TASK DETAILS.
Without altering anything, output the material below.

◇ ◇ ◇ ◇ ◇ ◇ ◇

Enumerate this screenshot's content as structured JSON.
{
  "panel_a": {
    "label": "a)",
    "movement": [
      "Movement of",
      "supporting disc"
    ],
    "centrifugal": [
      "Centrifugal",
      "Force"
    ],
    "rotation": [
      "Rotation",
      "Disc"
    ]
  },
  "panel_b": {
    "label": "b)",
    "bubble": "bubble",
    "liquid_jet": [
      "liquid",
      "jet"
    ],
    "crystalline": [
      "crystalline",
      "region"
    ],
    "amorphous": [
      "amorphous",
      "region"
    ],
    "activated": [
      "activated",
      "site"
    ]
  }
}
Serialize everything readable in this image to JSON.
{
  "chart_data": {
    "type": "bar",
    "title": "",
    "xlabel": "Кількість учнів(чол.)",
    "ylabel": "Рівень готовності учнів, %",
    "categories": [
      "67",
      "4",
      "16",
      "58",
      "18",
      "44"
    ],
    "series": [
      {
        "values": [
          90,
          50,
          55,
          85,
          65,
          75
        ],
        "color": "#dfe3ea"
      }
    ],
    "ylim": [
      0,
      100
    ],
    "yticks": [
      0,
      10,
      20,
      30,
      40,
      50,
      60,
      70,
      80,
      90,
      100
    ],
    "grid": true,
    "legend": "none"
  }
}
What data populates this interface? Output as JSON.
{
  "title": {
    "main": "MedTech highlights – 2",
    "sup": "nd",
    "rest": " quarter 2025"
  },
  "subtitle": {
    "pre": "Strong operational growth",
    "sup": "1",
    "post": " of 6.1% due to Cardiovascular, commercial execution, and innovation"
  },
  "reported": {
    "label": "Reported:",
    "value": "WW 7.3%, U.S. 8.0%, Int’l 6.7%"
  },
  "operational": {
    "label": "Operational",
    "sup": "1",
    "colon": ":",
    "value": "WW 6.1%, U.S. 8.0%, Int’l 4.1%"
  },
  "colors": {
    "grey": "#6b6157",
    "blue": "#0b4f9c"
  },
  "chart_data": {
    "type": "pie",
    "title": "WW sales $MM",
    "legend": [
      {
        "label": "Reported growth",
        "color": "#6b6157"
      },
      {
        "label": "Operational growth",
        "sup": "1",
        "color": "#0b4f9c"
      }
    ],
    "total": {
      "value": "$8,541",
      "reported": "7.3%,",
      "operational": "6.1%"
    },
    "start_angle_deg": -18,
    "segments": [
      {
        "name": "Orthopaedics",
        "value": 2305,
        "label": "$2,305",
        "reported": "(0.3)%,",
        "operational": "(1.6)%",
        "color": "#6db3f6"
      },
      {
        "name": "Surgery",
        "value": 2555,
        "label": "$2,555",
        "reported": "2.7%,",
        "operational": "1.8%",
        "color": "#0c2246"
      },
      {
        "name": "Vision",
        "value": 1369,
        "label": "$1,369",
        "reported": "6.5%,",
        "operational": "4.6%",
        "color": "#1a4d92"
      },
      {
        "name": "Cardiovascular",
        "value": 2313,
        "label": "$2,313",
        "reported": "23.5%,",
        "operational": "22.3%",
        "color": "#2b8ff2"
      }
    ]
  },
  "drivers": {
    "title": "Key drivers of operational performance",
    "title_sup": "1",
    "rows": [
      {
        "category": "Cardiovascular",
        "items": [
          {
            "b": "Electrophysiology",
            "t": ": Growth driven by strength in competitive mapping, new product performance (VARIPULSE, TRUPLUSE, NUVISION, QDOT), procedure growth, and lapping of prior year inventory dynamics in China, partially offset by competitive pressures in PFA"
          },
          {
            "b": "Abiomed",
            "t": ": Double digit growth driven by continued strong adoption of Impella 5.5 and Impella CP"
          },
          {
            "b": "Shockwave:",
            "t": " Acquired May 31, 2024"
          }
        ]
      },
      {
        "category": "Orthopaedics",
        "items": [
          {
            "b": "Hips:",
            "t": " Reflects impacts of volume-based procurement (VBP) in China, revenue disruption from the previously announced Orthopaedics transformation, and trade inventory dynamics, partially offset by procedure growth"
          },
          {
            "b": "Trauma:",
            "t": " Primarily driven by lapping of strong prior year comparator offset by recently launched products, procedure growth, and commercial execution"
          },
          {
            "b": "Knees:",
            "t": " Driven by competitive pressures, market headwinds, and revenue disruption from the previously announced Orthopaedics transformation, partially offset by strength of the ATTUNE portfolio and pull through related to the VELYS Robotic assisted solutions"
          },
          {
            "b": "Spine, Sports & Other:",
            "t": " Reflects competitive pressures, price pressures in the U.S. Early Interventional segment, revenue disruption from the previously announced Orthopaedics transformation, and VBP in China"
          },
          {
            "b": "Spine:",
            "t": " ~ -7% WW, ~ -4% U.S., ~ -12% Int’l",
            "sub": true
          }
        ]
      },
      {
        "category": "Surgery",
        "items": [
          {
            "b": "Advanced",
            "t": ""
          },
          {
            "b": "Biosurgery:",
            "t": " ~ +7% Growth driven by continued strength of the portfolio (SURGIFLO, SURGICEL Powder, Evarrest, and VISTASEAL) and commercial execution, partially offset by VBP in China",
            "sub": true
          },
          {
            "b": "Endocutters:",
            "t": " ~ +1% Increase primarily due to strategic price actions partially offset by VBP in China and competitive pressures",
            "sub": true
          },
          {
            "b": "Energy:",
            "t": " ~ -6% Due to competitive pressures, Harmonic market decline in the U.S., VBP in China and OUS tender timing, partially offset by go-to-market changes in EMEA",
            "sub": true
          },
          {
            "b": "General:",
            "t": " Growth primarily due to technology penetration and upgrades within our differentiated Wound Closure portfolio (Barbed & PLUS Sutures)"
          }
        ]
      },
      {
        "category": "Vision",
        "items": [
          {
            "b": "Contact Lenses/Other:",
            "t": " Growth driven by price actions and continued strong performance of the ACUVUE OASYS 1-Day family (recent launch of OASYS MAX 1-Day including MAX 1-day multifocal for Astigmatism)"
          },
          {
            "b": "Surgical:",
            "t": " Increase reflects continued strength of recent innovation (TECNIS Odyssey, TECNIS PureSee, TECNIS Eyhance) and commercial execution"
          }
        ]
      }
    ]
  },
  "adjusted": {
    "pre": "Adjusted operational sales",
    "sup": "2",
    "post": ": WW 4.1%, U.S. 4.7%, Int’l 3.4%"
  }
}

◇ ◇ ◇ ◇ ◇ ◇ ◇

EXERCISE RESPONSE.
Enumerate this screenshot's content as structured JSON.
{
  "panel_a": {
    "label": "a)",
    "movement": [
      "Movement of",
      "supporting disc"
    ],
    "centrifugal": [
      "Centrifugal",
      "Force"
    ],
    "rotation": [
      "Rotation",
      "Disc"
    ]
  },
  "panel_b": {
    "label": "b)",
    "bubble": "bubble",
    "liquid_jet": [
      "liquid",
      "jet"
    ],
    "crystalline": [
      "crystalline",
      "region"
    ],
    "amorphous": [
      "amorphous",
      "region"
    ],
    "activated": [
      "activated",
      "site"
    ]
  }
}
Serialize everything readable in this image to JSON.
{
  "chart_data": {
    "type": "bar",
    "title": "",
    "xlabel": "Кількість учнів(чол.)",
    "ylabel": "Рівень готовності учнів, %",
    "categories": [
      "67",
      "4",
      "16",
      "58",
      "18",
      "44"
    ],
    "series": [
      {
        "values": [
          90,
          50,
          55,
          85,
          65,
          75
        ],
        "color": "#dfe3ea"
      }
    ],
    "ylim": [
      0,
      100
    ],
    "yticks": [
      0,
      10,
      20,
      30,
      40,
      50,
      60,
      70,
      80,
      90,
      100
    ],
    "grid": true,
    "legend": "none"
  }
}
What data populates this interface? Output as JSON.
{
  "title": {
    "main": "MedTech highlights – 2",
    "sup": "nd",
    "rest": " quarter 2025"
  },
  "subtitle": {
    "pre": "Strong operational growth",
    "sup": "1",
    "post": " of 6.1% due to Cardiovascular, commercial execution, and innovation"
  },
  "reported": {
    "label": "Reported:",
    "value": "WW 7.3%, U.S. 8.0%, Int’l 6.7%"
  },
  "operational": {
    "label": "Operational",
    "sup": "1",
    "colon": ":",
    "value": "WW 6.1%, U.S. 8.0%, Int’l 4.1%"
  },
  "colors": {
    "grey": "#6b6157",
    "blue": "#0b4f9c"
  },
  "chart_data": {
    "type": "pie",
    "title": "WW sales $MM",
    "legend": [
      {
        "label": "Reported growth",
        "color": "#6b6157"
      },
      {
        "label": "Operational growth",
        "sup": "1",
        "color": "#0b4f9c"
      }
    ],
    "total": {
      "value": "$8,541",
      "reported": "7.3%,",
      "operational": "6.1%"
    },
    "start_angle_deg": -18,
    "segments": [
      {
        "name": "Orthopaedics",
        "value": 2305,
        "label": "$2,305",
        "reported": "(0.3)%,",
        "operational": "(1.6)%",
        "color": "#6db3f6"
      },
      {
        "name": "Surgery",
        "value": 2555,
        "label": "$2,555",
        "reported": "2.7%,",
        "operational": "1.8%",
        "color": "#0c2246"
      },
      {
        "name": "Vision",
        "value": 1369,
        "label": "$1,369",
        "reported": "6.5%,",
        "operational": "4.6%",
        "color": "#1a4d92"
      },
      {
        "name": "Cardiovascular",
        "value": 2313,
        "label": "$2,313",
        "reported": "23.5%,",
        "operational": "22.3%",
        "color": "#2b8ff2"
      }
    ]
  },
  "drivers": {
    "title": "Key drivers of operational performance",
    "title_sup": "1",
    "rows": [
      {
        "category": "Cardiovascular",
        "items": [
          {
            "b": "Electrophysiology",
            "t": ": Growth driven by strength in competitive mapping, new product performance (VARIPULSE, TRUPLUSE, NUVISION, QDOT), procedure growth, and lapping of prior year inventory dynamics in China, partially offset by competitive pressures in PFA"
          },
          {
            "b": "Abiomed",
            "t": ": Double digit growth driven by continued strong adoption of Impella 5.5 and Impella CP"
          },
          {
            "b": "Shockwave:",
            "t": " Acquired May 31, 2024"
          }
        ]
      },
      {
        "category": "Orthopaedics",
        "items": [
          {
            "b": "Hips:",
            "t": " Reflects impacts of volume-based procurement (VBP) in China, revenue disruption from the previously announced Orthopaedics transformation, and trade inventory dynamics, partially offset by procedure growth"
          },
          {
            "b": "Trauma:",
            "t": " Primarily driven by lapping of strong prior year comparator offset by recently launched products, procedure growth, and commercial execution"
          },
          {
            "b": "Knees:",
            "t": " Driven by competitive pressures, market headwinds, and revenue disruption from the previously announced Orthopaedics transformation, partially offset by strength of the ATTUNE portfolio and pull through related to the VELYS Robotic assisted solutions"
          },
          {
            "b": "Spine, Sports & Other:",
            "t": " Reflects competitive pressures, price pressures in the U.S. Early Interventional segment, revenue disruption from the previously announced Orthopaedics transformation, and VBP in China"
          },
          {
            "b": "Spine:",
            "t": " ~ -7% WW, ~ -4% U.S., ~ -12% Int’l",
            "sub": true
          }
        ]
      },
      {
        "category": "Surgery",
        "items": [
          {
            "b": "Advanced",
            "t": ""
          },
          {
            "b": "Biosurgery:",
            "t": " ~ +7% Growth driven by continued strength of the portfolio (SURGIFLO, SURGICEL Powder, Evarrest, and VISTASEAL) and commercial execution, partially offset by VBP in China",
            "sub": true
          },
          {
            "b": "Endocutters:",
            "t": " ~ +1% Increase primarily due to strategic price actions partially offset by VBP in China and competitive pressures",
            "sub": true
          },
          {
            "b": "Energy:",
            "t": " ~ -6% Due to competitive pressures, Harmonic market decline in the U.S., VBP in China and OUS tender timing, partially offset by go-to-market changes in EMEA",
            "sub": true
          },
          {
            "b": "General:",
            "t": " Growth primarily due to technology penetration and upgrades within our differentiated Wound Closure portfolio (Barbed & PLUS Sutures)"
          }
        ]
      },
      {
        "category": "Vision",
        "items": [
          {
            "b": "Contact Lenses/Other:",
            "t": " Growth driven by price actions and continued strong performance of the ACUVUE OASYS 1-Day family (recent launch of OASYS MAX 1-Day including MAX 1-day multifocal for Astigmatism)"
          },
          {
            "b": "Surgical:",
            "t": " Increase reflects continued strength of recent innovation (TECNIS Odyssey, TECNIS PureSee, TECNIS Eyhance) and commercial execution"
          }
        ]
      }
    ]
  },
  "adjusted": {
    "pre": "Adjusted operational sales",
    "sup": "2",
    "post": ": WW 4.1%, U.S. 4.7%, Int’l 3.4%"
  }
}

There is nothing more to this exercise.